* START Records for this task *

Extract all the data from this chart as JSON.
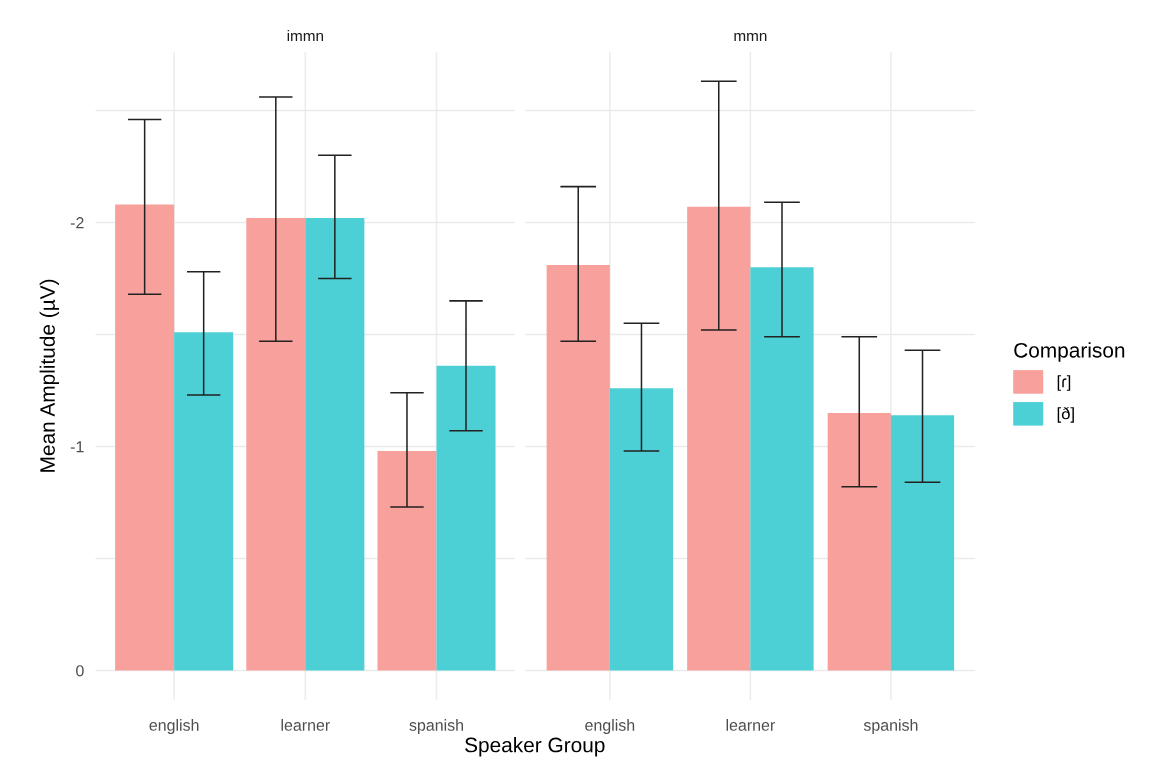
{
  "chart_data": [
    {
      "type": "bar",
      "title": "immn",
      "ylabel": "Mean Amplitude (µV)",
      "xlabel": "Speaker Group",
      "categories": [
        "english",
        "learner",
        "spanish"
      ],
      "grid": true,
      "legend": "right",
      "legend_title": "Comparison",
      "ylim": [
        0.13,
        -2.76
      ],
      "yticks": [
        0,
        {
          "value": -0.5,
          "label": null
        },
        -1,
        {
          "value": -1.5,
          "label": null
        },
        -2,
        {
          "value": -2.5,
          "label": null
        }
      ],
      "series": [
        {
          "name": "[ɾ]",
          "color": "#f8a09b",
          "values": [
            -2.08,
            -2.02,
            -0.98
          ],
          "errors": [
            [
              -2.46,
              -1.68
            ],
            [
              -2.56,
              -1.47
            ],
            [
              -1.24,
              -0.73
            ]
          ]
        },
        {
          "name": "[ð]",
          "color": "#4ccfd5",
          "values": [
            -1.51,
            -2.02,
            -1.36
          ],
          "errors": [
            [
              -1.78,
              -1.23
            ],
            [
              -2.3,
              -1.75
            ],
            [
              -1.65,
              -1.07
            ]
          ]
        }
      ]
    },
    {
      "type": "bar",
      "title": "mmn",
      "categories": [
        "english",
        "learner",
        "spanish"
      ],
      "grid": true,
      "tick_labels": "x",
      "ylim": [
        0.13,
        -2.76
      ],
      "yticks": [
        0,
        {
          "value": -0.5,
          "label": null
        },
        -1,
        {
          "value": -1.5,
          "label": null
        },
        -2,
        {
          "value": -2.5,
          "label": null
        }
      ],
      "series": [
        {
          "color": "#f8a09b",
          "values": [
            -1.81,
            -2.07,
            -1.15
          ],
          "errors": [
            [
              -2.16,
              -1.47
            ],
            [
              -2.63,
              -1.52
            ],
            [
              -1.49,
              -0.82
            ]
          ]
        },
        {
          "color": "#4ccfd5",
          "values": [
            -1.26,
            -1.8,
            -1.14
          ],
          "errors": [
            [
              -1.55,
              -0.98
            ],
            [
              -2.09,
              -1.49
            ],
            [
              -1.43,
              -0.84
            ]
          ]
        }
      ]
    }
  ]
}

* END Records for this task *

[Exercise]: Excluding the pictures, restate the records above word for word.

[Task solution]:
Extract all the data from this chart as JSON.
{
  "chart_data": [
    {
      "type": "bar",
      "title": "immn",
      "ylabel": "Mean Amplitude (µV)",
      "xlabel": "Speaker Group",
      "categories": [
        "english",
        "learner",
        "spanish"
      ],
      "grid": true,
      "legend": "right",
      "legend_title": "Comparison",
      "ylim": [
        0.13,
        -2.76
      ],
      "yticks": [
        0,
        {
          "value": -0.5,
          "label": null
        },
        -1,
        {
          "value": -1.5,
          "label": null
        },
        -2,
        {
          "value": -2.5,
          "label": null
        }
      ],
      "series": [
        {
          "name": "[ɾ]",
          "color": "#f8a09b",
          "values": [
            -2.08,
            -2.02,
            -0.98
          ],
          "errors": [
            [
              -2.46,
              -1.68
            ],
            [
              -2.56,
              -1.47
            ],
            [
              -1.24,
              -0.73
            ]
          ]
        },
        {
          "name": "[ð]",
          "color": "#4ccfd5",
          "values": [
            -1.51,
            -2.02,
            -1.36
          ],
          "errors": [
            [
              -1.78,
              -1.23
            ],
            [
              -2.3,
              -1.75
            ],
            [
              -1.65,
              -1.07
            ]
          ]
        }
      ]
    },
    {
      "type": "bar",
      "title": "mmn",
      "categories": [
        "english",
        "learner",
        "spanish"
      ],
      "grid": true,
      "tick_labels": "x",
      "ylim": [
        0.13,
        -2.76
      ],
      "yticks": [
        0,
        {
          "value": -0.5,
          "label": null
        },
        -1,
        {
          "value": -1.5,
          "label": null
        },
        -2,
        {
          "value": -2.5,
          "label": null
        }
      ],
      "series": [
        {
          "color": "#f8a09b",
          "values": [
            -1.81,
            -2.07,
            -1.15
          ],
          "errors": [
            [
              -2.16,
              -1.47
            ],
            [
              -2.63,
              -1.52
            ],
            [
              -1.49,
              -0.82
            ]
          ]
        },
        {
          "color": "#4ccfd5",
          "values": [
            -1.26,
            -1.8,
            -1.14
          ],
          "errors": [
            [
              -1.55,
              -0.98
            ],
            [
              -2.09,
              -1.49
            ],
            [
              -1.43,
              -0.84
            ]
          ]
        }
      ]
    }
  ]
}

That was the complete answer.